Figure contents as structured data
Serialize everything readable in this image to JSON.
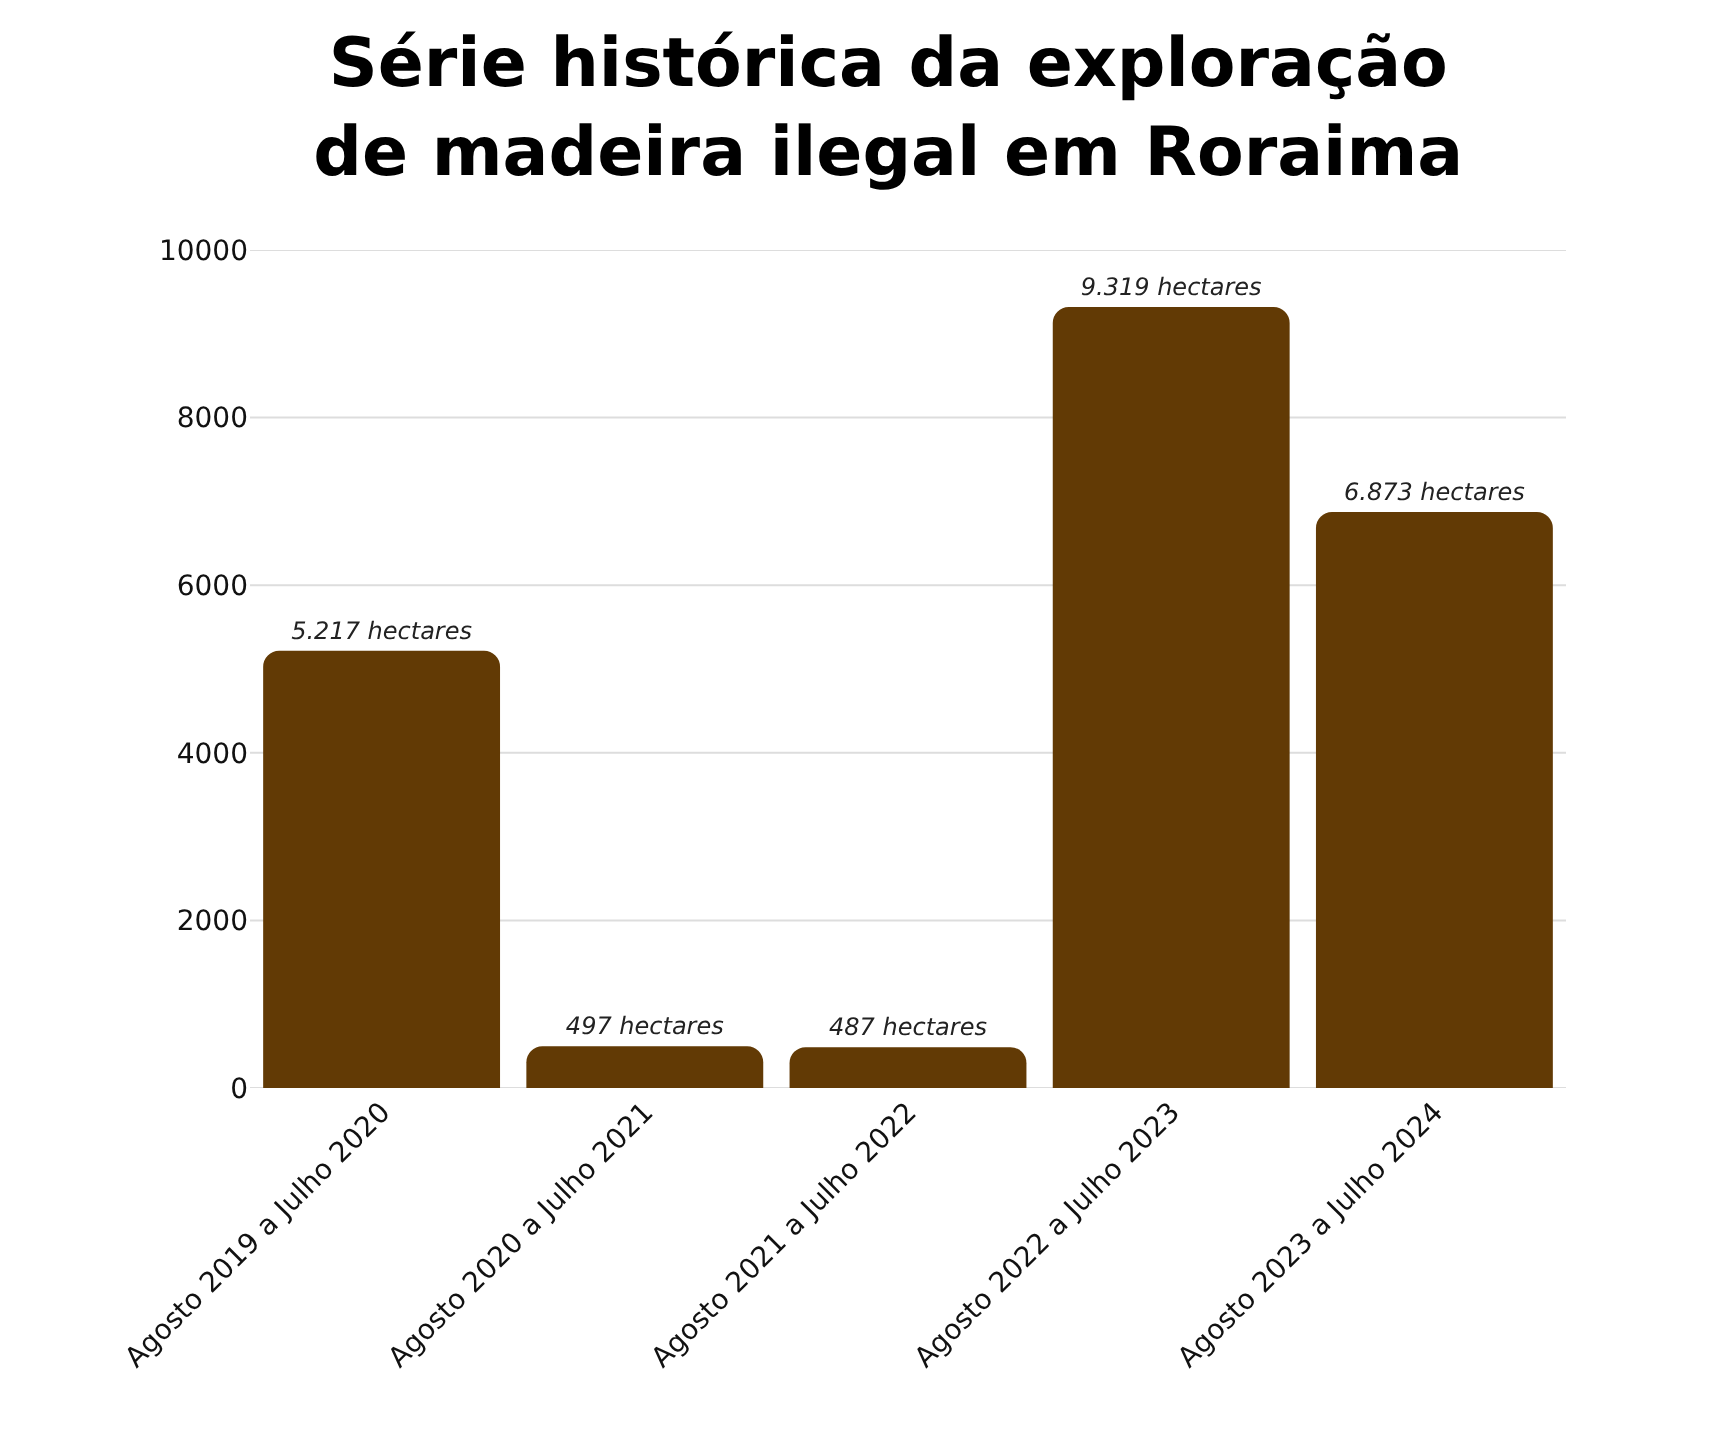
{
  "chart_data": {
    "type": "bar",
    "title": "Série histórica da exploração\nde madeira ilegal em Roraima",
    "categories": [
      "Agosto 2019 a Julho 2020",
      "Agosto 2020 a Julho 2021",
      "Agosto 2021 a Julho 2022",
      "Agosto 2022 a Julho 2023",
      "Agosto 2023 a Julho 2024"
    ],
    "values": [
      5217,
      497,
      487,
      9319,
      6873
    ],
    "value_labels": [
      "5.217 hectares",
      "497 hectares",
      "487 hectares",
      "9.319 hectares",
      "6.873 hectares"
    ],
    "color": "#623a05",
    "ylim": [
      0,
      10000
    ],
    "yticks": [
      0,
      2000,
      4000,
      6000,
      8000,
      10000
    ],
    "grid": "y"
  }
}
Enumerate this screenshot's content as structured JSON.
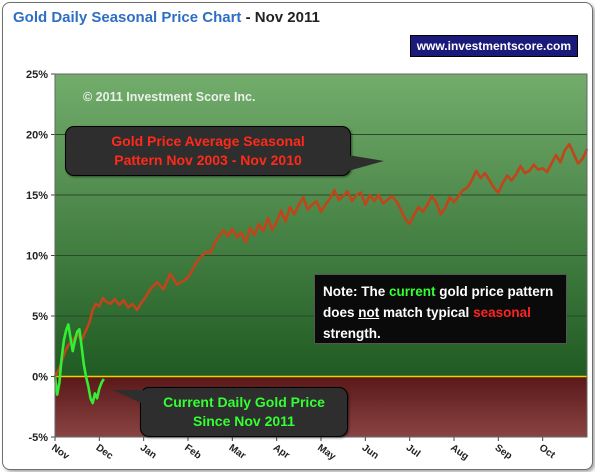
{
  "title": {
    "main": "Gold Daily Seasonal Price Chart",
    "separator": " - ",
    "date": "Nov 2011"
  },
  "website": "www.investmentscore.com",
  "copyright": "© 2011 Investment Score Inc.",
  "callouts": {
    "seasonal": {
      "line1": "Gold Price Average Seasonal",
      "line2": "Pattern Nov 2003 - Nov 2010"
    },
    "current": {
      "line1": "Current Daily Gold Price",
      "line2": "Since Nov 2011"
    }
  },
  "note": {
    "p1": "Note:  The ",
    "w_current": "current",
    "p2": " gold price pattern does ",
    "w_not": "not",
    "p3": " match typical ",
    "w_seasonal": "seasonal",
    "p4": " strength."
  },
  "colors": {
    "positive_zone": "#3c7a3c",
    "negative_zone": "#6b2a2a",
    "seasonal_line": "#c0451a",
    "current_line": "#33ee33",
    "zero_line": "#f2d000"
  },
  "chart_data": {
    "type": "line",
    "title": "Gold Daily Seasonal Price Chart - Nov 2011",
    "y_unit": "%",
    "ylim": [
      -5,
      25
    ],
    "y_ticks": [
      -5,
      0,
      5,
      10,
      15,
      20,
      25
    ],
    "y_tick_labels": [
      "-5%",
      "0%",
      "5%",
      "10%",
      "15%",
      "20%",
      "25%"
    ],
    "x_tick_labels": [
      "Nov",
      "Dec",
      "Jan",
      "Feb",
      "Mar",
      "Apr",
      "May",
      "Jun",
      "Jul",
      "Aug",
      "Sep",
      "Oct"
    ],
    "x_unit": "month index",
    "xlim": [
      0,
      12
    ],
    "grid": true,
    "series": [
      {
        "name": "Gold Price Average Seasonal Pattern Nov 2003 - Nov 2010",
        "x": [
          0,
          0.08,
          0.15,
          0.22,
          0.3,
          0.4,
          0.5,
          0.6,
          0.7,
          0.78,
          0.85,
          0.92,
          1.0,
          1.08,
          1.15,
          1.25,
          1.35,
          1.45,
          1.55,
          1.65,
          1.75,
          1.85,
          1.95,
          2.05,
          2.15,
          2.3,
          2.45,
          2.6,
          2.75,
          2.9,
          3.0,
          3.1,
          3.2,
          3.3,
          3.4,
          3.5,
          3.6,
          3.7,
          3.8,
          3.9,
          4.0,
          4.1,
          4.2,
          4.3,
          4.4,
          4.5,
          4.6,
          4.7,
          4.8,
          4.9,
          5.0,
          5.1,
          5.2,
          5.3,
          5.4,
          5.5,
          5.6,
          5.7,
          5.8,
          5.9,
          6.0,
          6.1,
          6.2,
          6.3,
          6.4,
          6.5,
          6.6,
          6.7,
          6.8,
          6.9,
          7.0,
          7.1,
          7.2,
          7.3,
          7.4,
          7.5,
          7.6,
          7.7,
          7.8,
          7.9,
          8.0,
          8.1,
          8.2,
          8.3,
          8.4,
          8.5,
          8.6,
          8.7,
          8.8,
          8.9,
          9.0,
          9.1,
          9.2,
          9.3,
          9.4,
          9.5,
          9.6,
          9.7,
          9.8,
          9.9,
          10.0,
          10.1,
          10.2,
          10.3,
          10.4,
          10.5,
          10.6,
          10.7,
          10.8,
          10.9,
          11.0,
          11.1,
          11.2,
          11.3,
          11.4,
          11.5,
          11.6,
          11.7,
          11.8,
          11.9,
          12.0
        ],
        "y": [
          0.0,
          0.5,
          1.2,
          2.0,
          2.6,
          3.0,
          3.5,
          3.0,
          3.8,
          4.5,
          5.5,
          6.0,
          5.8,
          6.5,
          6.2,
          6.0,
          6.4,
          5.9,
          6.3,
          5.7,
          6.0,
          5.5,
          6.1,
          6.6,
          7.2,
          7.8,
          7.2,
          8.5,
          7.6,
          7.9,
          8.2,
          8.8,
          9.5,
          9.9,
          10.3,
          10.2,
          11.0,
          11.6,
          12.1,
          11.6,
          12.2,
          11.5,
          11.9,
          11.1,
          12.3,
          11.7,
          12.6,
          12.0,
          13.1,
          12.1,
          12.8,
          13.7,
          12.8,
          14.0,
          13.4,
          14.2,
          14.8,
          13.8,
          14.2,
          14.5,
          13.6,
          14.2,
          14.7,
          15.4,
          14.6,
          14.9,
          15.3,
          14.5,
          15.0,
          15.2,
          14.2,
          15.0,
          14.5,
          15.0,
          14.3,
          14.6,
          14.9,
          14.5,
          13.8,
          13.0,
          12.6,
          13.4,
          14.0,
          13.6,
          14.2,
          14.9,
          14.4,
          13.4,
          13.9,
          14.8,
          14.4,
          14.9,
          15.4,
          15.6,
          16.2,
          17.0,
          16.4,
          16.8,
          16.2,
          15.6,
          15.2,
          16.0,
          16.6,
          16.2,
          16.7,
          17.4,
          16.8,
          17.0,
          17.5,
          17.1,
          17.2,
          16.9,
          17.6,
          18.3,
          17.7,
          18.7,
          19.2,
          18.4,
          17.6,
          18.0,
          18.8
        ]
      },
      {
        "name": "Current Daily Gold Price Since Nov 2011",
        "x": [
          0,
          0.05,
          0.1,
          0.15,
          0.2,
          0.25,
          0.3,
          0.35,
          0.4,
          0.45,
          0.5,
          0.55,
          0.6,
          0.65,
          0.7,
          0.75,
          0.8,
          0.85,
          0.9,
          0.95,
          1.0,
          1.05,
          1.1
        ],
        "y": [
          0.0,
          -1.5,
          -0.5,
          1.5,
          3.0,
          3.8,
          4.3,
          3.2,
          2.1,
          3.0,
          3.7,
          3.9,
          2.5,
          1.0,
          0.0,
          -0.8,
          -1.8,
          -2.2,
          -1.4,
          -1.8,
          -1.0,
          -0.5,
          -0.2
        ]
      }
    ]
  }
}
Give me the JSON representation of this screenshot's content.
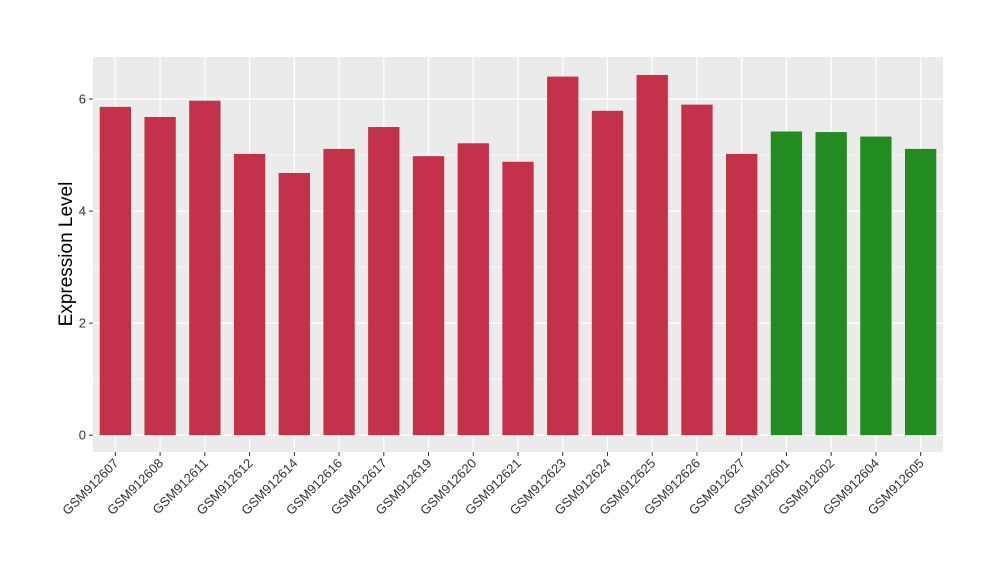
{
  "chart_data": {
    "type": "bar",
    "ylabel": "Expression Level",
    "xlabel": "",
    "ylim": [
      -0.3,
      6.75
    ],
    "yticks": [
      0,
      2,
      4,
      6
    ],
    "grid": true,
    "panel_background": "#EBEBEB",
    "grid_color": "#FFFFFF",
    "colors": {
      "group1": "#C4314B",
      "group2": "#228B22"
    },
    "categories": [
      "GSM912607",
      "GSM912608",
      "GSM912611",
      "GSM912612",
      "GSM912614",
      "GSM912616",
      "GSM912617",
      "GSM912619",
      "GSM912620",
      "GSM912621",
      "GSM912623",
      "GSM912624",
      "GSM912625",
      "GSM912626",
      "GSM912627",
      "GSM912601",
      "GSM912602",
      "GSM912604",
      "GSM912605"
    ],
    "values": [
      5.86,
      5.68,
      5.97,
      5.02,
      4.68,
      5.11,
      5.5,
      4.98,
      5.21,
      4.88,
      6.4,
      5.79,
      6.43,
      5.9,
      5.02,
      5.42,
      5.41,
      5.33,
      5.11
    ],
    "groups": [
      "group1",
      "group1",
      "group1",
      "group1",
      "group1",
      "group1",
      "group1",
      "group1",
      "group1",
      "group1",
      "group1",
      "group1",
      "group1",
      "group1",
      "group1",
      "group2",
      "group2",
      "group2",
      "group2"
    ]
  }
}
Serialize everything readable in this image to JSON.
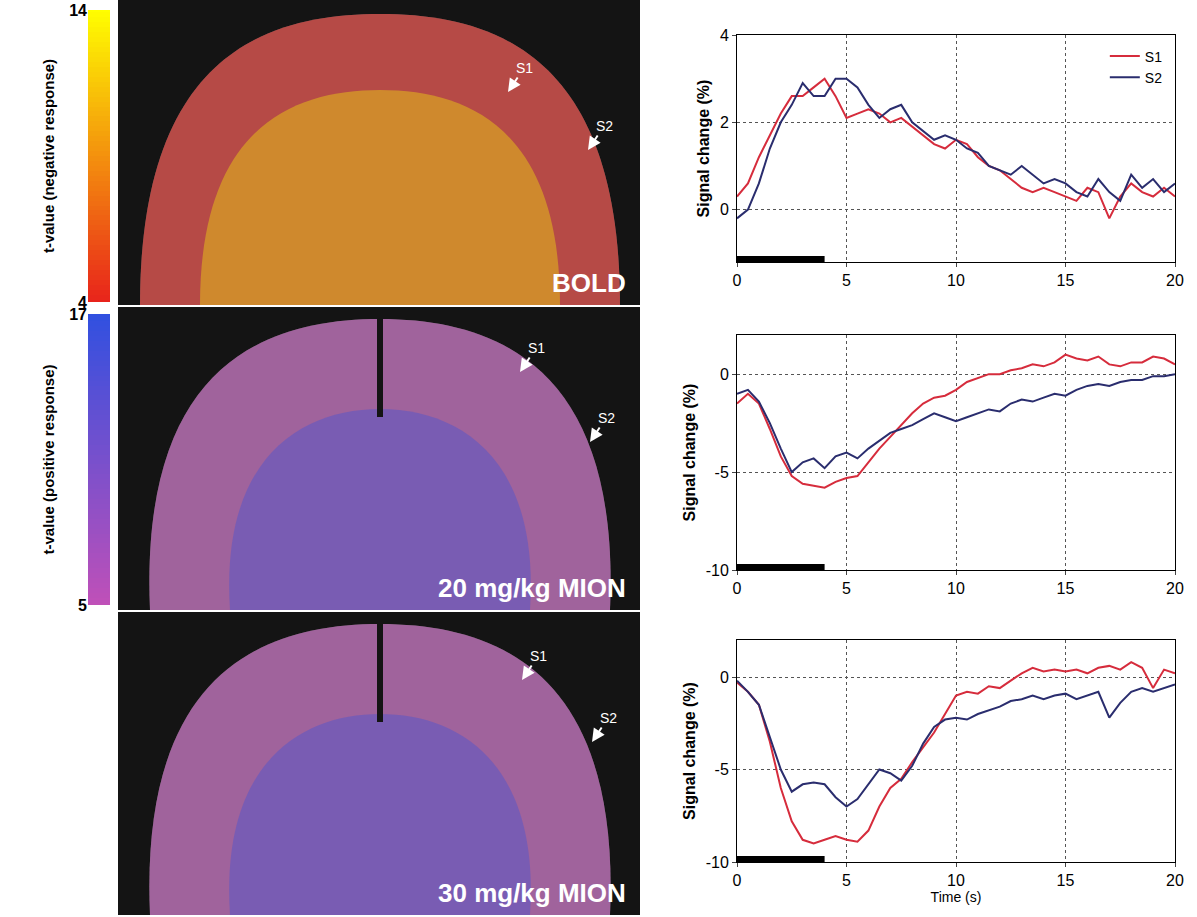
{
  "colorbars": [
    {
      "title": "t-value (negative response)",
      "range": [
        4,
        14
      ],
      "ticks": [
        4,
        14
      ],
      "colors": [
        "#e8231b",
        "#ffff00"
      ]
    },
    {
      "title": "t-value (positive response)",
      "range": [
        5,
        17
      ],
      "ticks": [
        5,
        17
      ],
      "colors": [
        "#c050b8",
        "#3050e0"
      ]
    }
  ],
  "image_panels": [
    {
      "label": "BOLD",
      "markers": [
        "S1",
        "S2"
      ],
      "colorbar": 0
    },
    {
      "label": "20 mg/kg MION",
      "markers": [
        "S1",
        "S2"
      ],
      "colorbar": 1
    },
    {
      "label": "30 mg/kg MION",
      "markers": [
        "S1",
        "S2"
      ],
      "colorbar": 1
    }
  ],
  "chart_data": [
    {
      "type": "line",
      "y_label": "Signal change (%)",
      "x": [
        0,
        0.5,
        1,
        1.5,
        2,
        2.5,
        3,
        3.5,
        4,
        4.5,
        5,
        5.5,
        6,
        6.5,
        7,
        7.5,
        8,
        8.5,
        9,
        9.5,
        10,
        10.5,
        11,
        11.5,
        12,
        12.5,
        13,
        13.5,
        14,
        14.5,
        15,
        15.5,
        16,
        16.5,
        17,
        17.5,
        18,
        18.5,
        19,
        19.5,
        20
      ],
      "series": [
        {
          "name": "S1",
          "color": "#d62c3c",
          "values": [
            0.3,
            0.6,
            1.2,
            1.7,
            2.2,
            2.6,
            2.6,
            2.8,
            3.0,
            2.6,
            2.1,
            2.2,
            2.3,
            2.2,
            2.0,
            2.1,
            1.9,
            1.7,
            1.5,
            1.4,
            1.6,
            1.5,
            1.2,
            1.0,
            0.9,
            0.7,
            0.5,
            0.4,
            0.5,
            0.4,
            0.3,
            0.2,
            0.5,
            0.4,
            -0.2,
            0.3,
            0.6,
            0.4,
            0.3,
            0.5,
            0.3
          ]
        },
        {
          "name": "S2",
          "color": "#2a2d6e",
          "values": [
            -0.2,
            0,
            0.6,
            1.4,
            2.0,
            2.4,
            2.9,
            2.6,
            2.6,
            3.0,
            3.0,
            2.8,
            2.4,
            2.1,
            2.3,
            2.4,
            2.0,
            1.8,
            1.6,
            1.7,
            1.6,
            1.4,
            1.3,
            1.0,
            0.9,
            0.8,
            1.0,
            0.8,
            0.6,
            0.7,
            0.6,
            0.4,
            0.3,
            0.7,
            0.4,
            0.2,
            0.8,
            0.5,
            0.7,
            0.4,
            0.6
          ]
        }
      ],
      "stimulus": [
        0,
        4
      ],
      "xlim": [
        0,
        20
      ],
      "xticks": [
        0,
        5,
        10,
        15,
        20
      ],
      "ylim": [
        -1.2,
        4
      ],
      "yticks": [
        0,
        2,
        4
      ],
      "grid": true,
      "legend": "upper right"
    },
    {
      "type": "line",
      "y_label": "Signal change (%)",
      "x": [
        0,
        0.5,
        1,
        1.5,
        2,
        2.5,
        3,
        3.5,
        4,
        4.5,
        5,
        5.5,
        6,
        6.5,
        7,
        7.5,
        8,
        8.5,
        9,
        9.5,
        10,
        10.5,
        11,
        11.5,
        12,
        12.5,
        13,
        13.5,
        14,
        14.5,
        15,
        15.5,
        16,
        16.5,
        17,
        17.5,
        18,
        18.5,
        19,
        19.5,
        20
      ],
      "series": [
        {
          "name": "S1",
          "color": "#d62c3c",
          "values": [
            -1.5,
            -1.0,
            -1.5,
            -2.8,
            -4.2,
            -5.2,
            -5.6,
            -5.7,
            -5.8,
            -5.5,
            -5.3,
            -5.2,
            -4.5,
            -3.8,
            -3.2,
            -2.6,
            -2.0,
            -1.5,
            -1.2,
            -1.1,
            -0.8,
            -0.4,
            -0.2,
            0,
            0,
            0.2,
            0.3,
            0.5,
            0.4,
            0.6,
            1.0,
            0.8,
            0.7,
            0.9,
            0.5,
            0.4,
            0.6,
            0.6,
            0.9,
            0.8,
            0.5
          ]
        },
        {
          "name": "S2",
          "color": "#2a2d6e",
          "values": [
            -1.0,
            -0.8,
            -1.4,
            -2.5,
            -3.8,
            -5.0,
            -4.5,
            -4.3,
            -4.8,
            -4.2,
            -4.0,
            -4.3,
            -3.8,
            -3.4,
            -3.0,
            -2.8,
            -2.6,
            -2.3,
            -2.0,
            -2.2,
            -2.4,
            -2.2,
            -2.0,
            -1.8,
            -1.9,
            -1.5,
            -1.3,
            -1.4,
            -1.2,
            -1.0,
            -1.1,
            -0.8,
            -0.6,
            -0.5,
            -0.6,
            -0.4,
            -0.3,
            -0.3,
            -0.1,
            -0.1,
            0
          ]
        }
      ],
      "stimulus": [
        0,
        4
      ],
      "xlim": [
        0,
        20
      ],
      "xticks": [
        0,
        5,
        10,
        15,
        20
      ],
      "ylim": [
        -10,
        2
      ],
      "yticks": [
        -10,
        -5,
        0
      ],
      "grid": true
    },
    {
      "type": "line",
      "x_label": "Time (s)",
      "y_label": "Signal change (%)",
      "x": [
        0,
        0.5,
        1,
        1.5,
        2,
        2.5,
        3,
        3.5,
        4,
        4.5,
        5,
        5.5,
        6,
        6.5,
        7,
        7.5,
        8,
        8.5,
        9,
        9.5,
        10,
        10.5,
        11,
        11.5,
        12,
        12.5,
        13,
        13.5,
        14,
        14.5,
        15,
        15.5,
        16,
        16.5,
        17,
        17.5,
        18,
        18.5,
        19,
        19.5,
        20
      ],
      "series": [
        {
          "name": "S1",
          "color": "#d62c3c",
          "values": [
            -0.3,
            -0.8,
            -1.5,
            -3.5,
            -6.0,
            -7.8,
            -8.8,
            -9.0,
            -8.8,
            -8.6,
            -8.8,
            -8.9,
            -8.3,
            -7.0,
            -6.0,
            -5.5,
            -4.6,
            -3.8,
            -3.0,
            -2.0,
            -1.0,
            -0.8,
            -0.9,
            -0.5,
            -0.6,
            -0.2,
            0.2,
            0.5,
            0.3,
            0.4,
            0.3,
            0.4,
            0.2,
            0.5,
            0.6,
            0.4,
            0.8,
            0.5,
            -0.6,
            0.4,
            0.2
          ]
        },
        {
          "name": "S2",
          "color": "#2a2d6e",
          "values": [
            -0.2,
            -0.8,
            -1.5,
            -3.2,
            -5.0,
            -6.2,
            -5.8,
            -5.7,
            -5.8,
            -6.5,
            -7.0,
            -6.6,
            -5.8,
            -5.0,
            -5.2,
            -5.6,
            -4.8,
            -3.6,
            -2.7,
            -2.3,
            -2.2,
            -2.3,
            -2.0,
            -1.8,
            -1.6,
            -1.3,
            -1.2,
            -1.0,
            -1.2,
            -1.0,
            -0.9,
            -1.2,
            -1.0,
            -0.8,
            -2.2,
            -1.4,
            -0.8,
            -0.6,
            -0.8,
            -0.6,
            -0.4
          ]
        }
      ],
      "stimulus": [
        0,
        4
      ],
      "xlim": [
        0,
        20
      ],
      "xticks": [
        0,
        5,
        10,
        15,
        20
      ],
      "ylim": [
        -10,
        2
      ],
      "yticks": [
        -10,
        -5,
        0
      ],
      "grid": true
    }
  ]
}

> **The exercise**: Report only how many lines of the listing hold the word "JSON".

> **Task response**: 4